PROBLEM TO WORK ON »
Return all lines from the listing below in which the string "Email" occurs.

DATA SHOWN »
---

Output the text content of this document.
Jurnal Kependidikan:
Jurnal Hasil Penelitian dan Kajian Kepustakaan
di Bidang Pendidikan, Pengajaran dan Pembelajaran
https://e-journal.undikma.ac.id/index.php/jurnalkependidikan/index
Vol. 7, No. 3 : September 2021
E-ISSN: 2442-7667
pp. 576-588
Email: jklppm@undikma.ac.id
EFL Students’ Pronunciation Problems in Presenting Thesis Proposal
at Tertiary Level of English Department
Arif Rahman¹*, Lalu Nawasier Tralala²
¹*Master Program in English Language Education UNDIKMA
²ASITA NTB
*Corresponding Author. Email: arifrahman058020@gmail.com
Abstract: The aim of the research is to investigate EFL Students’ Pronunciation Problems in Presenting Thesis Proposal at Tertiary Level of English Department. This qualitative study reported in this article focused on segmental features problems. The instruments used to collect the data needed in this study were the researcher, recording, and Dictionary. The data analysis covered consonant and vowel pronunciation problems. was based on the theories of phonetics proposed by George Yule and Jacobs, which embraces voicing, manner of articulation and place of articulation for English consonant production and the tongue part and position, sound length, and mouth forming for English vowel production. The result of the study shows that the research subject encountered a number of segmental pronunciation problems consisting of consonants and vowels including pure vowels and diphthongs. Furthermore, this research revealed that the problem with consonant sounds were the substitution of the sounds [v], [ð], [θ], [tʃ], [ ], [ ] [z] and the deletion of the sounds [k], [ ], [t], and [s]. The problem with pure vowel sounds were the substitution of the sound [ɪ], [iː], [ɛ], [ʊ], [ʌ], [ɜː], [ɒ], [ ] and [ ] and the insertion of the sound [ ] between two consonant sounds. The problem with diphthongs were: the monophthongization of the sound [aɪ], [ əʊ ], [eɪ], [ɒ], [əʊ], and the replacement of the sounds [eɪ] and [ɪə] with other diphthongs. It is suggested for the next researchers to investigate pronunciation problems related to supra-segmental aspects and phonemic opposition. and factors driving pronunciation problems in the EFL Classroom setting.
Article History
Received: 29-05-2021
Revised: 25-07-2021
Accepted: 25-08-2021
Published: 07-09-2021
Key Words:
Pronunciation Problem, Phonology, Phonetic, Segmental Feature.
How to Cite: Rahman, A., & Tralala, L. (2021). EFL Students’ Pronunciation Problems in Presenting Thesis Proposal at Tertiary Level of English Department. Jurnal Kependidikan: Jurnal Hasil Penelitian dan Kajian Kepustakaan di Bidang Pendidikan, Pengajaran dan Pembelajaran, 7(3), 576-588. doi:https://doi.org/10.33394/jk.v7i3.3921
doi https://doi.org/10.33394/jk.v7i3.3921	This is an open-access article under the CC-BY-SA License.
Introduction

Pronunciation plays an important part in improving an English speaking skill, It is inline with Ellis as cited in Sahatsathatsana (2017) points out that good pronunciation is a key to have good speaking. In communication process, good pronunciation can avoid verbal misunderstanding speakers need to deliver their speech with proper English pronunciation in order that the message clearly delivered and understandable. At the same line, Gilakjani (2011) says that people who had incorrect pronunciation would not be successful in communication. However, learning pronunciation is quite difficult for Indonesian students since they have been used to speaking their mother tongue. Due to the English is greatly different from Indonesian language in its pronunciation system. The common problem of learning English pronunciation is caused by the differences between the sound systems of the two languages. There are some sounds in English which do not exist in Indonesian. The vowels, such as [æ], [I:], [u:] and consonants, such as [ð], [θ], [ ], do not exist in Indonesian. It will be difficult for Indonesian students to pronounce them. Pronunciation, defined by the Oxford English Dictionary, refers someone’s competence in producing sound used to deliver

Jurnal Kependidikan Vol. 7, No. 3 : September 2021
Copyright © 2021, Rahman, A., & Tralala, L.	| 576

---

SOLUTION »
Email: jklppm@undikma.ac.id
*Corresponding Author. Email: arifrahman058020@gmail.com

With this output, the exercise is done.